**Input material:**
------------------------

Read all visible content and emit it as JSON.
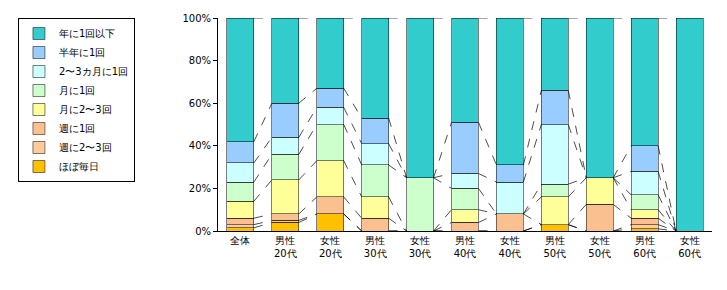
{
  "chart_data": {
    "type": "bar",
    "stacked": true,
    "grid": false,
    "legend": "left",
    "categories": [
      "全体",
      "男性 20代",
      "女性 20代",
      "男性 30代",
      "女性 30代",
      "男性 40代",
      "女性 40代",
      "男性 50代",
      "女性 50代",
      "男性 60代",
      "女性 60代"
    ],
    "ylim": [
      0,
      100
    ],
    "yticks": [
      {
        "value": 0,
        "label": "0%"
      },
      {
        "value": 20,
        "label": "20%"
      },
      {
        "value": 40,
        "label": "40%"
      },
      {
        "value": 60,
        "label": "60%"
      },
      {
        "value": 80,
        "label": "80%"
      },
      {
        "value": 100,
        "label": "100%"
      }
    ],
    "series": [
      {
        "name": "ほぼ毎日",
        "color": "#FFC000",
        "values": [
          1.5,
          4,
          8,
          0,
          0,
          0,
          0,
          3,
          0,
          1,
          0
        ]
      },
      {
        "name": "週に2〜3回",
        "color": "#FFCC99",
        "values": [
          1.5,
          1,
          0,
          0,
          0,
          0,
          0,
          0,
          0,
          2,
          0
        ]
      },
      {
        "name": "週に1回",
        "color": "#FAC090",
        "values": [
          3,
          3,
          8,
          6,
          0,
          4,
          8,
          0,
          12.5,
          3,
          0
        ]
      },
      {
        "name": "月に2〜3回",
        "color": "#FFFF99",
        "values": [
          8,
          16,
          17,
          10,
          0,
          6,
          0,
          13,
          12.5,
          4,
          0
        ]
      },
      {
        "name": "月に1回",
        "color": "#CCFFCC",
        "values": [
          9,
          12,
          17,
          15,
          25,
          10,
          0,
          6,
          0,
          7,
          0
        ]
      },
      {
        "name": "2〜3カ月に1回",
        "color": "#CCFFFF",
        "values": [
          9,
          8,
          8,
          10,
          0,
          7,
          15,
          28,
          0,
          11,
          0
        ]
      },
      {
        "name": "半年に1回",
        "color": "#99CCFF",
        "values": [
          10,
          16,
          9,
          12,
          0,
          24,
          8,
          16,
          0,
          12,
          0
        ]
      },
      {
        "name": "年に1回以下",
        "color": "#33CCCC",
        "values": [
          58,
          40,
          33,
          47,
          75,
          49,
          69,
          34,
          75,
          60,
          100
        ]
      }
    ]
  }
}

------------------------

**Problem:**
Filter for "color". Return all lines that hold it.

**Output of the task:**
        "color": "#FFC000",
        "color": "#FFCC99",
        "color": "#FAC090",
        "color": "#FFFF99",
        "color": "#CCFFCC",
        "color": "#CCFFFF",
        "color": "#99CCFF",
        "color": "#33CCCC",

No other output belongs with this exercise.